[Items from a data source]
-*-
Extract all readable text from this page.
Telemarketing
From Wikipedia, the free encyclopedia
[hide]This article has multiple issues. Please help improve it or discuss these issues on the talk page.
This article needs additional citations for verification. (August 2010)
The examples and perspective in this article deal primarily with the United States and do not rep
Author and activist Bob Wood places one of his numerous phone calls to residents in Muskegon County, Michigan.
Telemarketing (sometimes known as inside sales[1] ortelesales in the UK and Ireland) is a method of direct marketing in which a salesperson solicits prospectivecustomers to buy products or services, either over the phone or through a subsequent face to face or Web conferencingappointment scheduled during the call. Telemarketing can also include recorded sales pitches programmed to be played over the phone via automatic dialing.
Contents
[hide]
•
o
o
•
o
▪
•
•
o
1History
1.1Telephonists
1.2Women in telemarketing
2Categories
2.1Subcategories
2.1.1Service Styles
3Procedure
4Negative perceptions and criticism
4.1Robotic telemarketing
-*-
_PROBLEM TO WORK ON_: Output all of the material exactly as written.

_EXERCISE RESULT_:
Extract all readable text from this page.
Telemarketing
From Wikipedia, the free encyclopedia
[hide]This article has multiple issues. Please help improve it or discuss these issues on the talk page.
This article needs additional citations for verification. (August 2010)
The examples and perspective in this article deal primarily with the United States and do not rep
Author and activist Bob Wood places one of his numerous phone calls to residents in Muskegon County, Michigan.
Telemarketing (sometimes known as inside sales[1] ortelesales in the UK and Ireland) is a method of direct marketing in which a salesperson solicits prospectivecustomers to buy products or services, either over the phone or through a subsequent face to face or Web conferencingappointment scheduled during the call. Telemarketing can also include recorded sales pitches programmed to be played over the phone via automatic dialing.
Contents
[hide]
•
o
o
•
o
▪
•
•
o
1History
1.1Telephonists
1.2Women in telemarketing
2Categories
2.1Subcategories
2.1.1Service Styles
3Procedure
4Negative perceptions and criticism
4.1Robotic telemarketing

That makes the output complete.